> [Problem requirements]:
Copy the lines of the records word for word, from the line with "timeline-tickmark: [1279, 134, 1281, 142]" to the line with "timeline-tickmark: [1063, 134, 1065, 142]", including both of those lines.

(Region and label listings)
******
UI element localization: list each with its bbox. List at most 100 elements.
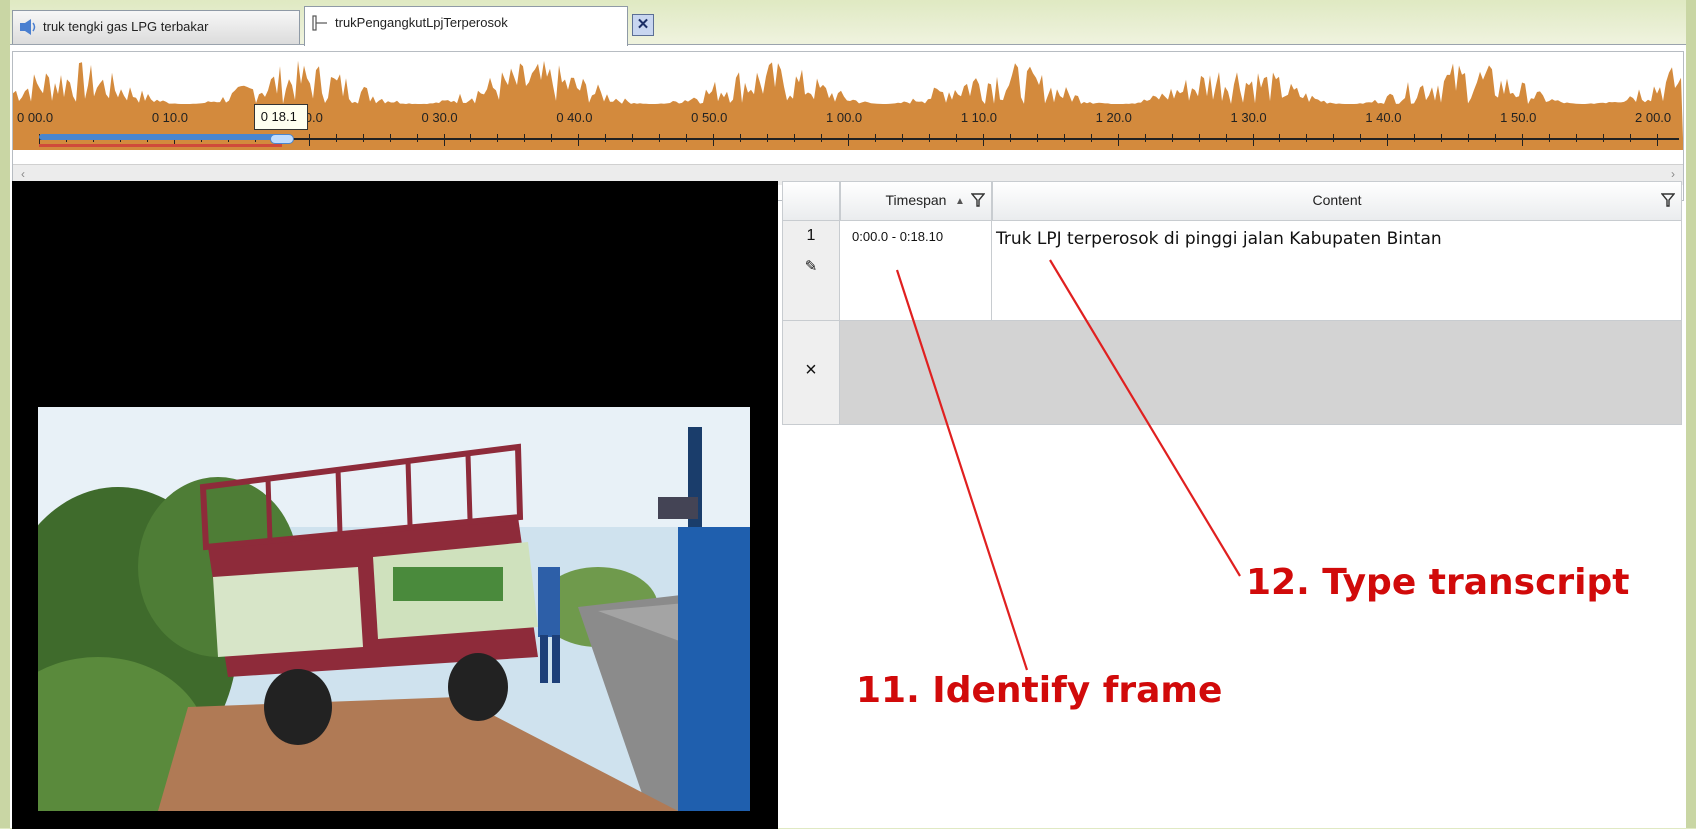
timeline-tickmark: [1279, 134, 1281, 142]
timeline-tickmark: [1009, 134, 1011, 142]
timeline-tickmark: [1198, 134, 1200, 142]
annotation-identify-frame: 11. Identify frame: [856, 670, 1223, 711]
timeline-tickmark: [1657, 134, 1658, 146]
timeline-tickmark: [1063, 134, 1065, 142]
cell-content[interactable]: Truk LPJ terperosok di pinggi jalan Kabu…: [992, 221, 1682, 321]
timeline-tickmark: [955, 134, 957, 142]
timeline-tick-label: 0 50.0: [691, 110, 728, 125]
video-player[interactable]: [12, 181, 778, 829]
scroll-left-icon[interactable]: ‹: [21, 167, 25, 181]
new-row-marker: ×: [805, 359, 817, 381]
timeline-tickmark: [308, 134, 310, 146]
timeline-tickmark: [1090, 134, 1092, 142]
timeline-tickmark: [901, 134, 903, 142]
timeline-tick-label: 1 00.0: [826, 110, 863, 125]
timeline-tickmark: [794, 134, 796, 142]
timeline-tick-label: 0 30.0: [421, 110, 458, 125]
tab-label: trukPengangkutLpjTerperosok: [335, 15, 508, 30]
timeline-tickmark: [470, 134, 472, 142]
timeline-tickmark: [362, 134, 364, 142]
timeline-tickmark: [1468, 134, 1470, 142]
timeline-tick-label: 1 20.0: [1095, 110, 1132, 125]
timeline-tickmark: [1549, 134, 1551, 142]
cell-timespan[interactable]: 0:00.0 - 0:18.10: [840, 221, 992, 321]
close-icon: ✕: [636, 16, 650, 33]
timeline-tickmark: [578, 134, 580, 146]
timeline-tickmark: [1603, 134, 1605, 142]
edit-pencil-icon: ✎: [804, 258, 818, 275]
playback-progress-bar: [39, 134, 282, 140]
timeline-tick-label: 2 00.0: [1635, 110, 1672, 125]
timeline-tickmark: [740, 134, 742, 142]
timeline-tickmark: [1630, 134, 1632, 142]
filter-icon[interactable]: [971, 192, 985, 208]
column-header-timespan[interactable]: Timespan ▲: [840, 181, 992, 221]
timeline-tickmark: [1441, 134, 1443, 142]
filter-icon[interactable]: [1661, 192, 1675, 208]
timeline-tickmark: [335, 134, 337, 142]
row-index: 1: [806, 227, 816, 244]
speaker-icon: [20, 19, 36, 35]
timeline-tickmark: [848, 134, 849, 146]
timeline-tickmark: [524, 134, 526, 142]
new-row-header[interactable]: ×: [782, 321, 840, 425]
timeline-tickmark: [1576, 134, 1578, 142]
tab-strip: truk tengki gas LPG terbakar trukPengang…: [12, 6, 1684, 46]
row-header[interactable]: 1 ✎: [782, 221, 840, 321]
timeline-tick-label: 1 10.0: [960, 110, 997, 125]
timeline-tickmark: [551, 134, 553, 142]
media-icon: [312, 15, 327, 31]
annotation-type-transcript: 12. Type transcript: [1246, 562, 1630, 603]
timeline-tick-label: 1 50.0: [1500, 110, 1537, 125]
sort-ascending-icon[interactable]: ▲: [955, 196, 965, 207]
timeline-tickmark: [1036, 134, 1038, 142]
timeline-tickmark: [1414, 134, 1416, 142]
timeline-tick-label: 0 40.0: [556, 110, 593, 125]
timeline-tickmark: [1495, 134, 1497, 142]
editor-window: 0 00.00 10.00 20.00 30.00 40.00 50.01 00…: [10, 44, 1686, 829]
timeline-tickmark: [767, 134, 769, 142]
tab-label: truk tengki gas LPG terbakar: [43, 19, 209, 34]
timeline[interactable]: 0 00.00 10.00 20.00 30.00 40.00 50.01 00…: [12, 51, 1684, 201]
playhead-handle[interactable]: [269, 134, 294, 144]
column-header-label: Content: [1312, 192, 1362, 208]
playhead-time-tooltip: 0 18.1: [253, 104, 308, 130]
******
> [Result of the exercise]:
timeline-tickmark: [1279, 134, 1281, 142]
timeline-tickmark: [1009, 134, 1011, 142]
timeline-tickmark: [1198, 134, 1200, 142]
annotation-identify-frame: 11. Identify frame: [856, 670, 1223, 711]
timeline-tickmark: [1657, 134, 1658, 146]
timeline-tickmark: [1063, 134, 1065, 142]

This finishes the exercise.